● **REQUIREMENTS**
Leave out the pictures and copy each record below exactly.

● **RECORDS PROVIDED**
• • • •
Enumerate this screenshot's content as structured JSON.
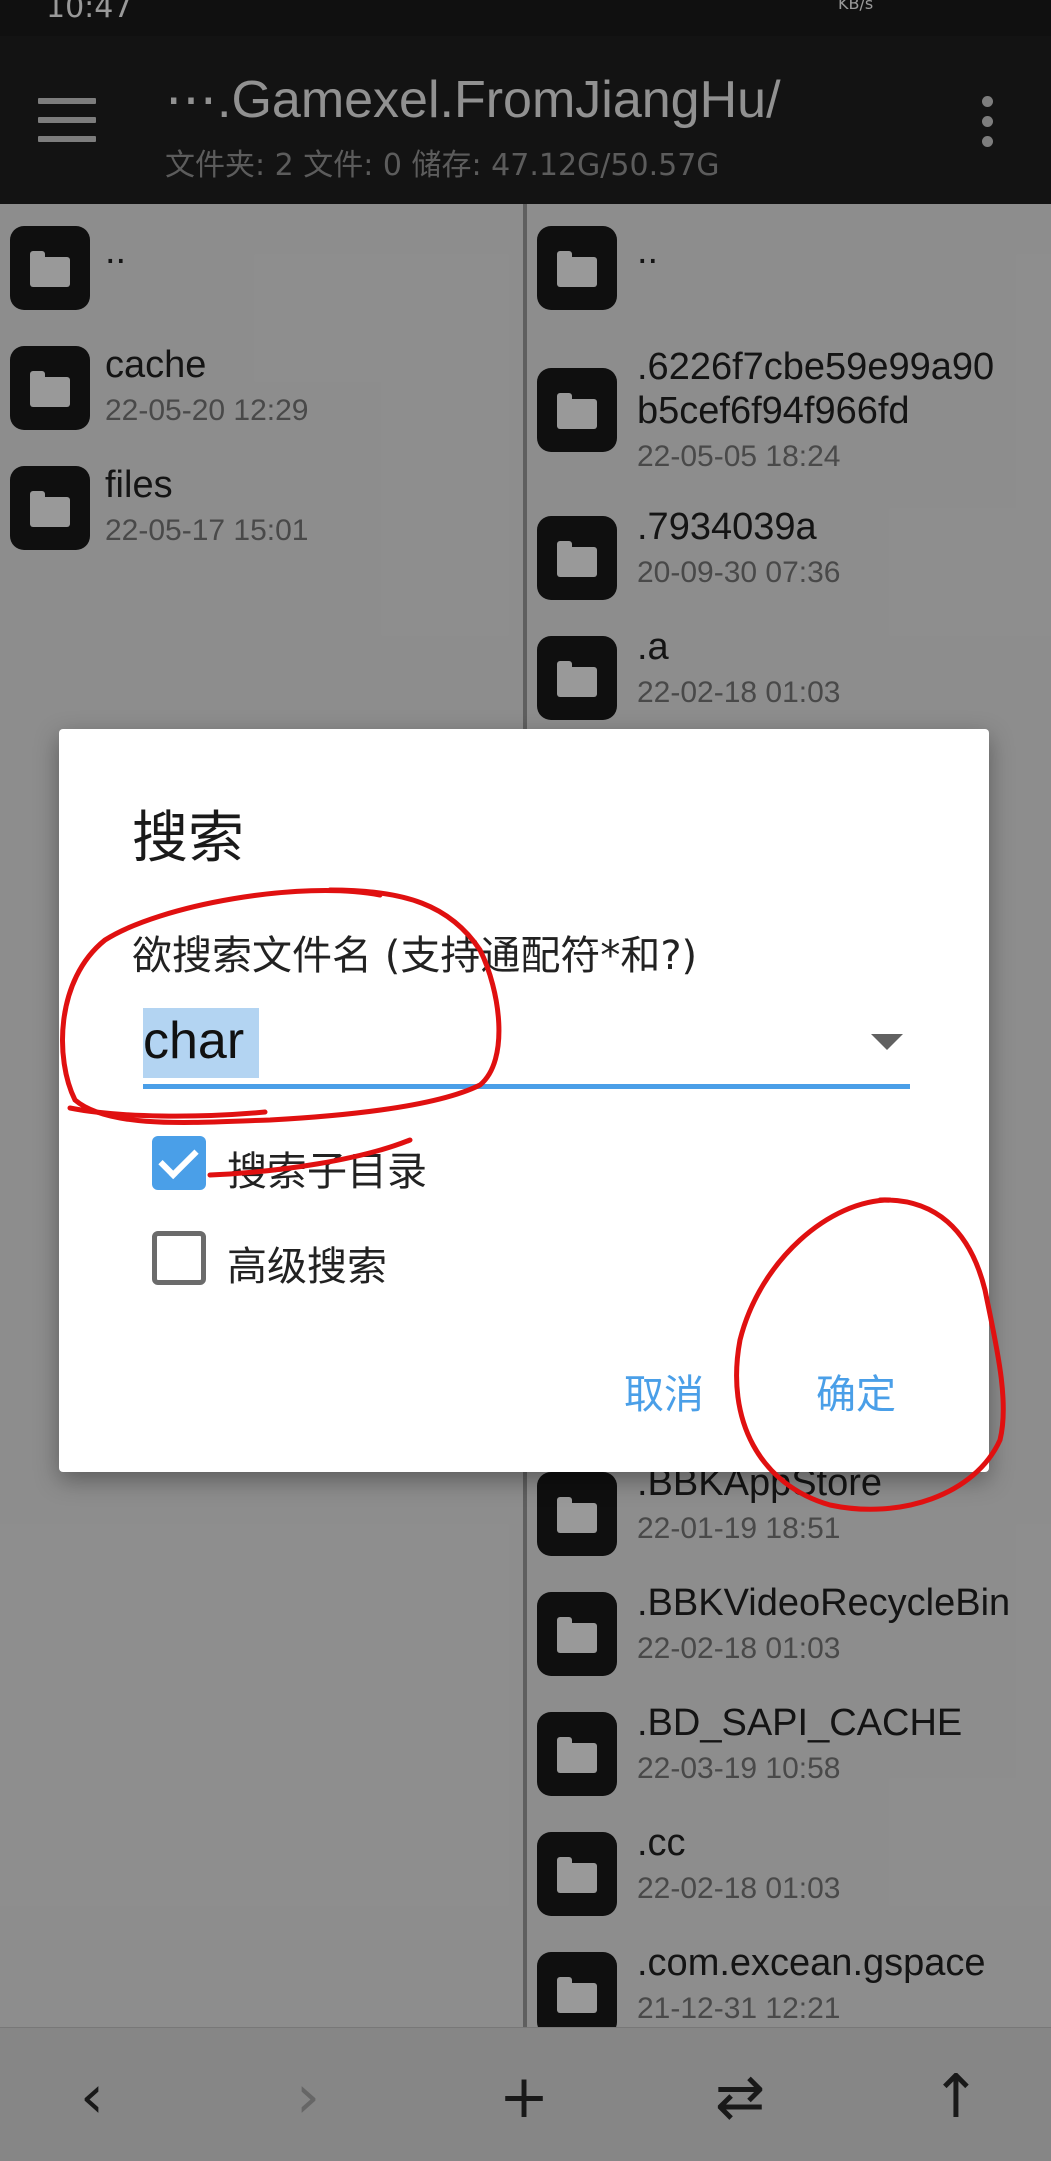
{
  "status_bar": {
    "time": "10:47",
    "speed_unit": "KB/s"
  },
  "app_bar": {
    "path": "⋯.Gamexel.FromJiangHu/",
    "info": "文件夹: 2  文件: 0  储存: 47.12G/50.57G"
  },
  "left_pane": {
    "items": [
      {
        "name": "..",
        "date": ""
      },
      {
        "name": "cache",
        "date": "22-05-20 12:29"
      },
      {
        "name": "files",
        "date": "22-05-17 15:01"
      }
    ]
  },
  "right_pane": {
    "items": [
      {
        "name": "..",
        "date": ""
      },
      {
        "name": ".6226f7cbe59e99a90",
        "name2": "b5cef6f94f966fd",
        "date": "22-05-05 18:24"
      },
      {
        "name": ".7934039a",
        "date": "20-09-30 07:36"
      },
      {
        "name": ".a",
        "date": "22-02-18 01:03"
      },
      {
        "name": ".BBKAppStore",
        "date": "22-01-19 18:51"
      },
      {
        "name": ".BBKVideoRecycleBin",
        "date": "22-02-18 01:03"
      },
      {
        "name": ".BD_SAPI_CACHE",
        "date": "22-03-19 10:58"
      },
      {
        "name": ".cc",
        "date": "22-02-18 01:03"
      },
      {
        "name": ".com.excean.gspace",
        "date": "21-12-31 12:21"
      }
    ]
  },
  "dialog": {
    "title": "搜索",
    "label": "欲搜索文件名 (支持通配符*和?)",
    "input_value": "char",
    "checkbox_subdir": {
      "label": "搜索子目录",
      "checked": true
    },
    "checkbox_advanced": {
      "label": "高级搜索",
      "checked": false
    },
    "cancel": "取消",
    "ok": "确定"
  },
  "bottom_bar": {
    "icons": [
      "back-icon",
      "forward-icon",
      "add-icon",
      "swap-icon",
      "up-icon"
    ],
    "glyphs": [
      "‹",
      "›",
      "+",
      "⇄",
      "↑"
    ]
  },
  "colors": {
    "accent": "#4a9fe8",
    "annotation": "#e01010",
    "app_bar": "#212121"
  }
}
• • • •
● **RESPONSE BELOW**
Enumerate this screenshot's content as structured JSON.
{
  "status_bar": {
    "time": "10:47",
    "speed_unit": "KB/s"
  },
  "app_bar": {
    "path": "⋯.Gamexel.FromJiangHu/",
    "info": "文件夹: 2  文件: 0  储存: 47.12G/50.57G"
  },
  "left_pane": {
    "items": [
      {
        "name": "..",
        "date": ""
      },
      {
        "name": "cache",
        "date": "22-05-20 12:29"
      },
      {
        "name": "files",
        "date": "22-05-17 15:01"
      }
    ]
  },
  "right_pane": {
    "items": [
      {
        "name": "..",
        "date": ""
      },
      {
        "name": ".6226f7cbe59e99a90",
        "name2": "b5cef6f94f966fd",
        "date": "22-05-05 18:24"
      },
      {
        "name": ".7934039a",
        "date": "20-09-30 07:36"
      },
      {
        "name": ".a",
        "date": "22-02-18 01:03"
      },
      {
        "name": ".BBKAppStore",
        "date": "22-01-19 18:51"
      },
      {
        "name": ".BBKVideoRecycleBin",
        "date": "22-02-18 01:03"
      },
      {
        "name": ".BD_SAPI_CACHE",
        "date": "22-03-19 10:58"
      },
      {
        "name": ".cc",
        "date": "22-02-18 01:03"
      },
      {
        "name": ".com.excean.gspace",
        "date": "21-12-31 12:21"
      }
    ]
  },
  "dialog": {
    "title": "搜索",
    "label": "欲搜索文件名 (支持通配符*和?)",
    "input_value": "char",
    "checkbox_subdir": {
      "label": "搜索子目录",
      "checked": true
    },
    "checkbox_advanced": {
      "label": "高级搜索",
      "checked": false
    },
    "cancel": "取消",
    "ok": "确定"
  },
  "bottom_bar": {
    "icons": [
      "back-icon",
      "forward-icon",
      "add-icon",
      "swap-icon",
      "up-icon"
    ],
    "glyphs": [
      "‹",
      "›",
      "+",
      "⇄",
      "↑"
    ]
  },
  "colors": {
    "accent": "#4a9fe8",
    "annotation": "#e01010",
    "app_bar": "#212121"
  }
}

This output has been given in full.